**Work required:** Copy all of the material below exactly.

Stored data:

════════════════

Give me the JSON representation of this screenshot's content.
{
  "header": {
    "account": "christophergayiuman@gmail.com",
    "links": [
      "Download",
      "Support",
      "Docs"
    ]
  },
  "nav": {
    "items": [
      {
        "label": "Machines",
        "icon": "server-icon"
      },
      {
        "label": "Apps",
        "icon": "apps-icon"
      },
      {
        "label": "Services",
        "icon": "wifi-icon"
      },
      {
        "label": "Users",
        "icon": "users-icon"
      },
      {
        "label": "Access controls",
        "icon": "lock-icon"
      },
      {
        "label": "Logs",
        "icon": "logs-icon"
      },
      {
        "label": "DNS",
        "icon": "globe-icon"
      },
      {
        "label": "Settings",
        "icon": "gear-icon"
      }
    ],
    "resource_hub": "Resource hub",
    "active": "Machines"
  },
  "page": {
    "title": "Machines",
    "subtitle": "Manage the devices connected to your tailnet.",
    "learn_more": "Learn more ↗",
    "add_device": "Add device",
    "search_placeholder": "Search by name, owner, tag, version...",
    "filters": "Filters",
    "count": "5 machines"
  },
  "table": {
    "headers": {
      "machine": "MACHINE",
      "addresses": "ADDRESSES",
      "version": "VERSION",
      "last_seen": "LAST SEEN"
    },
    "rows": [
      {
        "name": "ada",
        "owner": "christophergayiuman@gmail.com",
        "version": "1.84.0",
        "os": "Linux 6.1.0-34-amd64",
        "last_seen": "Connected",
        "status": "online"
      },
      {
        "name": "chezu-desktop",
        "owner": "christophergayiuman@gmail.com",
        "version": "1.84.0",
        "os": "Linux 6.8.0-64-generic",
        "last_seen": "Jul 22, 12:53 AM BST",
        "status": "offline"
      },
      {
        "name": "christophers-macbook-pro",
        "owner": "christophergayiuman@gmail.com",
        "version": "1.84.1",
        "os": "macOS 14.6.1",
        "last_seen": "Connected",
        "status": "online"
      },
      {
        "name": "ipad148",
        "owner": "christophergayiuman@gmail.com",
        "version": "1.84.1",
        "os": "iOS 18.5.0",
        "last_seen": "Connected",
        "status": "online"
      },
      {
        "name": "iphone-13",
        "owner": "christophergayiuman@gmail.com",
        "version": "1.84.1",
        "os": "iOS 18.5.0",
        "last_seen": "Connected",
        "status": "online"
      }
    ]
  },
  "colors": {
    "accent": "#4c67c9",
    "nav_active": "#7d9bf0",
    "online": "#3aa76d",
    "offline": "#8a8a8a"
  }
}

════════════════

**Written solution:**
Give me the JSON representation of this screenshot's content.
{
  "header": {
    "account": "christophergayiuman@gmail.com",
    "links": [
      "Download",
      "Support",
      "Docs"
    ]
  },
  "nav": {
    "items": [
      {
        "label": "Machines",
        "icon": "server-icon"
      },
      {
        "label": "Apps",
        "icon": "apps-icon"
      },
      {
        "label": "Services",
        "icon": "wifi-icon"
      },
      {
        "label": "Users",
        "icon": "users-icon"
      },
      {
        "label": "Access controls",
        "icon": "lock-icon"
      },
      {
        "label": "Logs",
        "icon": "logs-icon"
      },
      {
        "label": "DNS",
        "icon": "globe-icon"
      },
      {
        "label": "Settings",
        "icon": "gear-icon"
      }
    ],
    "resource_hub": "Resource hub",
    "active": "Machines"
  },
  "page": {
    "title": "Machines",
    "subtitle": "Manage the devices connected to your tailnet.",
    "learn_more": "Learn more ↗",
    "add_device": "Add device",
    "search_placeholder": "Search by name, owner, tag, version...",
    "filters": "Filters",
    "count": "5 machines"
  },
  "table": {
    "headers": {
      "machine": "MACHINE",
      "addresses": "ADDRESSES",
      "version": "VERSION",
      "last_seen": "LAST SEEN"
    },
    "rows": [
      {
        "name": "ada",
        "owner": "christophergayiuman@gmail.com",
        "version": "1.84.0",
        "os": "Linux 6.1.0-34-amd64",
        "last_seen": "Connected",
        "status": "online"
      },
      {
        "name": "chezu-desktop",
        "owner": "christophergayiuman@gmail.com",
        "version": "1.84.0",
        "os": "Linux 6.8.0-64-generic",
        "last_seen": "Jul 22, 12:53 AM BST",
        "status": "offline"
      },
      {
        "name": "christophers-macbook-pro",
        "owner": "christophergayiuman@gmail.com",
        "version": "1.84.1",
        "os": "macOS 14.6.1",
        "last_seen": "Connected",
        "status": "online"
      },
      {
        "name": "ipad148",
        "owner": "christophergayiuman@gmail.com",
        "version": "1.84.1",
        "os": "iOS 18.5.0",
        "last_seen": "Connected",
        "status": "online"
      },
      {
        "name": "iphone-13",
        "owner": "christophergayiuman@gmail.com",
        "version": "1.84.1",
        "os": "iOS 18.5.0",
        "last_seen": "Connected",
        "status": "online"
      }
    ]
  },
  "colors": {
    "accent": "#4c67c9",
    "nav_active": "#7d9bf0",
    "online": "#3aa76d",
    "offline": "#8a8a8a"
  }
}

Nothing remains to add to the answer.